**YOUR GOAL**
The listing below should be copied in full, word for word.

============

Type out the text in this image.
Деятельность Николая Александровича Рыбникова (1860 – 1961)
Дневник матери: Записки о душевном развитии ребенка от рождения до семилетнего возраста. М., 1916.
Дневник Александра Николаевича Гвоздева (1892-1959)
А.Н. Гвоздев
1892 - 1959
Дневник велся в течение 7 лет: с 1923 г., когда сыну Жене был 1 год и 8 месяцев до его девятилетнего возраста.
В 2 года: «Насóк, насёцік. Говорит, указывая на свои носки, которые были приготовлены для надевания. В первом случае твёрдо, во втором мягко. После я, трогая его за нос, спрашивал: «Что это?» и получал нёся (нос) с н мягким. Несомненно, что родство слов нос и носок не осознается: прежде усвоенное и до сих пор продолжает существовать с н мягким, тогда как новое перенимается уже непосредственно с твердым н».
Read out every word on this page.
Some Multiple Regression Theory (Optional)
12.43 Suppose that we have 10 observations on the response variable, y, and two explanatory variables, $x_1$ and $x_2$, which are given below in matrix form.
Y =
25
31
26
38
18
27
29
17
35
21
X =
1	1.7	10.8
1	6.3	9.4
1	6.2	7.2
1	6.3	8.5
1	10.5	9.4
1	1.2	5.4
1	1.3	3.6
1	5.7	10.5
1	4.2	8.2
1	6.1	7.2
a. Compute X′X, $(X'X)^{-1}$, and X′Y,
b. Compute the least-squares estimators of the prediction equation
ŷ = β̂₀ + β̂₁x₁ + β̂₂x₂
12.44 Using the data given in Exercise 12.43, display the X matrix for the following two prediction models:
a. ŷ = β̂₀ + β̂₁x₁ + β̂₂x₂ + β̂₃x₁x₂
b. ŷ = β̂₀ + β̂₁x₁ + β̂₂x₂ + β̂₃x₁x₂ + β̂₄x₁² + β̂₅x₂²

============

**TASK ANSWER**
Type out the text in this image.
Деятельность Николая Александровича Рыбникова (1860 – 1961)
Дневник матери: Записки о душевном развитии ребенка от рождения до семилетнего возраста. М., 1916.
Дневник Александра Николаевича Гвоздева (1892-1959)
А.Н. Гвоздев
1892 - 1959
Дневник велся в течение 7 лет: с 1923 г., когда сыну Жене был 1 год и 8 месяцев до его девятилетнего возраста.
В 2 года: «Насóк, насёцік. Говорит, указывая на свои носки, которые были приготовлены для надевания. В первом случае твёрдо, во втором мягко. После я, трогая его за нос, спрашивал: «Что это?» и получал нёся (нос) с н мягким. Несомненно, что родство слов нос и носок не осознается: прежде усвоенное и до сих пор продолжает существовать с н мягким, тогда как новое перенимается уже непосредственно с твердым н».
Read out every word on this page.
Some Multiple Regression Theory (Optional)
12.43 Suppose that we have 10 observations on the response variable, y, and two explanatory variables, $x_1$ and $x_2$, which are given below in matrix form.
Y =
25
31
26
38
18
27
29
17
35
21
X =
1	1.7	10.8
1	6.3	9.4
1	6.2	7.2
1	6.3	8.5
1	10.5	9.4
1	1.2	5.4
1	1.3	3.6
1	5.7	10.5
1	4.2	8.2
1	6.1	7.2
a. Compute X′X, $(X'X)^{-1}$, and X′Y,
b. Compute the least-squares estimators of the prediction equation
ŷ = β̂₀ + β̂₁x₁ + β̂₂x₂
12.44 Using the data given in Exercise 12.43, display the X matrix for the following two prediction models:
a. ŷ = β̂₀ + β̂₁x₁ + β̂₂x₂ + β̂₃x₁x₂
b. ŷ = β̂₀ + β̂₁x₁ + β̂₂x₂ + β̂₃x₁x₂ + β̂₄x₁² + β̂₅x₂²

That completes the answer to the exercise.